● **What is required**
Could you return the listing word for word, from its very first line up to and including the line with "Itemize the components", leaving the pictures out?

● **Excerpted data**

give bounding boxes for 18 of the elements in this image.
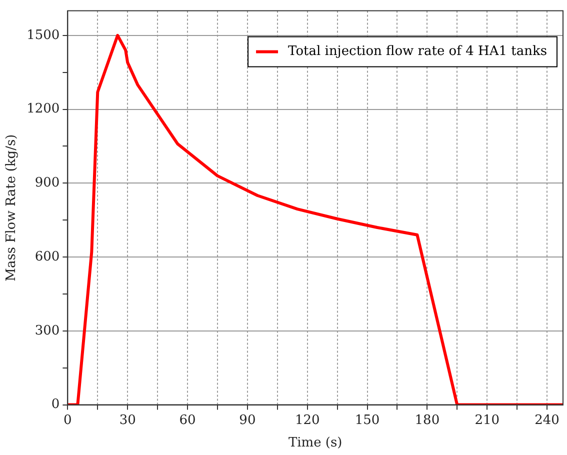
x-tick-label: 210 <box>474 412 500 428</box>
y-tick-label: 300 <box>34 323 60 338</box>
y-tick-label: 1200 <box>26 102 60 117</box>
y-axis-title: Mass Flow Rate (kg/s) <box>4 134 20 282</box>
x-axis-title: Time (s) <box>288 436 342 451</box>
x-tick-label: 120 <box>294 412 320 428</box>
y-tick-label: 900 <box>34 176 60 191</box>
x-tick-label: 150 <box>354 412 380 428</box>
y-tick-label: 600 <box>34 249 60 264</box>
legend-label: Total injection flow rate of 4 HA1 tanks <box>288 44 548 60</box>
x-tick-label: 240 <box>534 412 560 428</box>
y-tick-label: 0 <box>51 397 60 412</box>
x-tick-label: 60 <box>179 412 196 428</box>
x-tick-label: 30 <box>119 412 136 428</box>
x-tick-label: 0 <box>64 412 72 428</box>
x-tick-label: 90 <box>239 412 256 428</box>
y-tick-label: 1500 <box>26 28 60 43</box>
x-tick-label: 180 <box>414 412 440 428</box>
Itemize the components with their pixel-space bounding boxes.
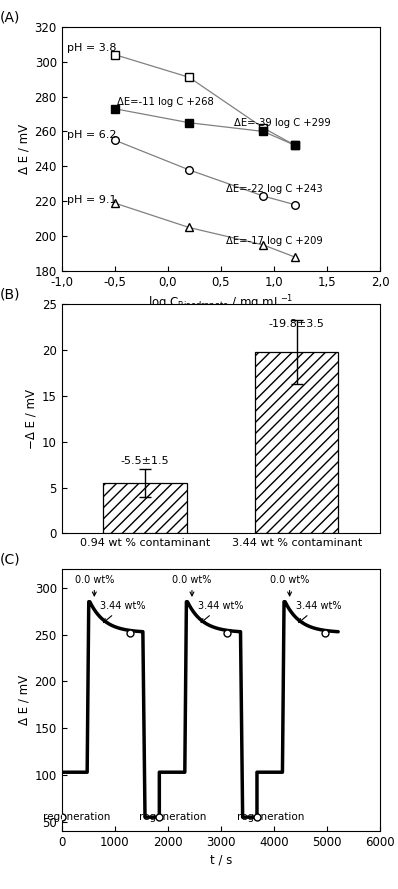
Bar: [103, 483, 187, 533]
Text: (A): (A): [0, 11, 20, 24]
Text: 3.44 wt%: 3.44 wt%: [100, 601, 146, 622]
Text: 0.0 wt%: 0.0 wt%: [270, 575, 309, 596]
X-axis label: t / s: t / s: [210, 853, 232, 866]
Bar: [255, 352, 338, 533]
Text: 0.0 wt%: 0.0 wt%: [172, 575, 212, 596]
Text: (C): (C): [0, 552, 20, 566]
Y-axis label: Δ E / mV: Δ E / mV: [18, 675, 30, 725]
Text: regeneration: regeneration: [43, 812, 110, 821]
Text: ΔE=-22 log C +243: ΔE=-22 log C +243: [226, 184, 323, 194]
Text: 0.0 wt%: 0.0 wt%: [75, 575, 114, 596]
Text: pH = 9.1: pH = 9.1: [67, 195, 117, 204]
Text: regeneration: regeneration: [237, 812, 304, 821]
Y-axis label: Δ E / mV: Δ E / mV: [17, 124, 30, 174]
Text: ΔE=-39 log C +299: ΔE=-39 log C +299: [234, 117, 330, 128]
Text: regeneration: regeneration: [139, 812, 207, 821]
Text: -19.8±3.5: -19.8±3.5: [269, 319, 325, 329]
Text: -5.5±1.5: -5.5±1.5: [121, 456, 170, 467]
Text: (B): (B): [0, 288, 20, 301]
Text: pH = 3.8: pH = 3.8: [67, 43, 117, 52]
Y-axis label: −Δ E / mV: −Δ E / mV: [25, 388, 38, 449]
Text: 3.44 wt%: 3.44 wt%: [296, 601, 341, 622]
X-axis label: log C$_\mathregular{Risedronate}$ / mg mL$^{-1}$: log C$_\mathregular{Risedronate}$ / mg m…: [148, 293, 294, 313]
Text: pH = 6.2: pH = 6.2: [67, 130, 117, 140]
Text: 3.44 wt%: 3.44 wt%: [198, 601, 244, 622]
Text: ΔE=-17 log C +209: ΔE=-17 log C +209: [226, 236, 323, 246]
Text: ΔE=-11 log C +268: ΔE=-11 log C +268: [117, 97, 214, 107]
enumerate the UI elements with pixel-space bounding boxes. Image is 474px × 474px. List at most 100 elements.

● **Exercise output**
give bounding boxes for 18 of the elements in this image.
x-tick-label: 210 <box>474 412 500 428</box>
y-tick-label: 300 <box>34 323 60 338</box>
y-tick-label: 1200 <box>26 102 60 117</box>
y-axis-title: Mass Flow Rate (kg/s) <box>4 134 20 282</box>
x-axis-title: Time (s) <box>288 436 342 451</box>
x-tick-label: 120 <box>294 412 320 428</box>
y-tick-label: 900 <box>34 176 60 191</box>
x-tick-label: 150 <box>354 412 380 428</box>
y-tick-label: 600 <box>34 249 60 264</box>
legend-label: Total injection flow rate of 4 HA1 tanks <box>288 44 548 60</box>
x-tick-label: 240 <box>534 412 560 428</box>
y-tick-label: 0 <box>51 397 60 412</box>
x-tick-label: 60 <box>179 412 196 428</box>
x-tick-label: 30 <box>119 412 136 428</box>
x-tick-label: 0 <box>64 412 72 428</box>
x-tick-label: 90 <box>239 412 256 428</box>
y-tick-label: 1500 <box>26 28 60 43</box>
x-tick-label: 180 <box>414 412 440 428</box>
Itemize the components with their pixel-space bounding boxes.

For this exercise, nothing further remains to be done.